TASK DIRECTIONS: Copy the data word for word, keeping every line.

= = =

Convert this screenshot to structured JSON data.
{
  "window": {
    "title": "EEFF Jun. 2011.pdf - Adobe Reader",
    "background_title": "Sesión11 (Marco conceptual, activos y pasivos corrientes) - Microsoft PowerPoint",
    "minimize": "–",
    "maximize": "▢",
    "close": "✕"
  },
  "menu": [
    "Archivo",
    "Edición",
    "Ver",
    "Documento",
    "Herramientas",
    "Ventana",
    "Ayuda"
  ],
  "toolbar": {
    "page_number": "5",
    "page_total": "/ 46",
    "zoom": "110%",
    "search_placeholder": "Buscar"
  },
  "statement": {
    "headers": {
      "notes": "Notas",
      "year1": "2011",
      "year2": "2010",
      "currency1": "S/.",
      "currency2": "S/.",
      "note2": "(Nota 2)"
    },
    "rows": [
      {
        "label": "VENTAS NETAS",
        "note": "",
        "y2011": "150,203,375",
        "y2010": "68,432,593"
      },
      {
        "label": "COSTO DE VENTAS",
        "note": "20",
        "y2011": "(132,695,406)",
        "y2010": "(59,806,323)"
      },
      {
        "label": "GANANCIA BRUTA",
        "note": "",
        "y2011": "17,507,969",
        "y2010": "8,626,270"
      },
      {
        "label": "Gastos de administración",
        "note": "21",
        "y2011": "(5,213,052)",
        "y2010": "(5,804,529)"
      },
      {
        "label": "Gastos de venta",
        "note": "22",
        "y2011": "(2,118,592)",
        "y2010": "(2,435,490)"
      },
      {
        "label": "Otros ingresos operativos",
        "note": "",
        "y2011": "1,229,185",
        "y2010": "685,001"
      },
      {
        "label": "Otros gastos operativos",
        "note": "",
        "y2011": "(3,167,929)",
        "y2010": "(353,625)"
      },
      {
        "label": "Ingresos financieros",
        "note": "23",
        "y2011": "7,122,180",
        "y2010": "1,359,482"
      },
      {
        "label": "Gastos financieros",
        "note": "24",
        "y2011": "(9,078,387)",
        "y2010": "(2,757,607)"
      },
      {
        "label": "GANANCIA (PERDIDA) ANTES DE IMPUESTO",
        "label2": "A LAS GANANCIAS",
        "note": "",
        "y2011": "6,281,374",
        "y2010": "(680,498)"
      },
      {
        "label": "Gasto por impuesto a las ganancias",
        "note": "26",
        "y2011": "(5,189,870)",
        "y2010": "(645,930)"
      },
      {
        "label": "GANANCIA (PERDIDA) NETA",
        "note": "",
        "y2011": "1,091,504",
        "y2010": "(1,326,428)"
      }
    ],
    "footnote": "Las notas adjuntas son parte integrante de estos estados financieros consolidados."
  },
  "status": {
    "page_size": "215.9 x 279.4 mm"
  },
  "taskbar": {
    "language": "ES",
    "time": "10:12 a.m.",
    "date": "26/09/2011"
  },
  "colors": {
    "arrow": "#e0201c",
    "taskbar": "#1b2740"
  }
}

= = =

OUTPUT BELOW:
Convert this screenshot to structured JSON data.
{
  "window": {
    "title": "EEFF Jun. 2011.pdf - Adobe Reader",
    "background_title": "Sesión11 (Marco conceptual, activos y pasivos corrientes) - Microsoft PowerPoint",
    "minimize": "–",
    "maximize": "▢",
    "close": "✕"
  },
  "menu": [
    "Archivo",
    "Edición",
    "Ver",
    "Documento",
    "Herramientas",
    "Ventana",
    "Ayuda"
  ],
  "toolbar": {
    "page_number": "5",
    "page_total": "/ 46",
    "zoom": "110%",
    "search_placeholder": "Buscar"
  },
  "statement": {
    "headers": {
      "notes": "Notas",
      "year1": "2011",
      "year2": "2010",
      "currency1": "S/.",
      "currency2": "S/.",
      "note2": "(Nota 2)"
    },
    "rows": [
      {
        "label": "VENTAS NETAS",
        "note": "",
        "y2011": "150,203,375",
        "y2010": "68,432,593"
      },
      {
        "label": "COSTO DE VENTAS",
        "note": "20",
        "y2011": "(132,695,406)",
        "y2010": "(59,806,323)"
      },
      {
        "label": "GANANCIA BRUTA",
        "note": "",
        "y2011": "17,507,969",
        "y2010": "8,626,270"
      },
      {
        "label": "Gastos de administración",
        "note": "21",
        "y2011": "(5,213,052)",
        "y2010": "(5,804,529)"
      },
      {
        "label": "Gastos de venta",
        "note": "22",
        "y2011": "(2,118,592)",
        "y2010": "(2,435,490)"
      },
      {
        "label": "Otros ingresos operativos",
        "note": "",
        "y2011": "1,229,185",
        "y2010": "685,001"
      },
      {
        "label": "Otros gastos operativos",
        "note": "",
        "y2011": "(3,167,929)",
        "y2010": "(353,625)"
      },
      {
        "label": "Ingresos financieros",
        "note": "23",
        "y2011": "7,122,180",
        "y2010": "1,359,482"
      },
      {
        "label": "Gastos financieros",
        "note": "24",
        "y2011": "(9,078,387)",
        "y2010": "(2,757,607)"
      },
      {
        "label": "GANANCIA (PERDIDA) ANTES DE IMPUESTO",
        "label2": "A LAS GANANCIAS",
        "note": "",
        "y2011": "6,281,374",
        "y2010": "(680,498)"
      },
      {
        "label": "Gasto por impuesto a las ganancias",
        "note": "26",
        "y2011": "(5,189,870)",
        "y2010": "(645,930)"
      },
      {
        "label": "GANANCIA (PERDIDA) NETA",
        "note": "",
        "y2011": "1,091,504",
        "y2010": "(1,326,428)"
      }
    ],
    "footnote": "Las notas adjuntas son parte integrante de estos estados financieros consolidados."
  },
  "status": {
    "page_size": "215.9 x 279.4 mm"
  },
  "taskbar": {
    "language": "ES",
    "time": "10:12 a.m.",
    "date": "26/09/2011"
  },
  "colors": {
    "arrow": "#e0201c",
    "taskbar": "#1b2740"
  }
}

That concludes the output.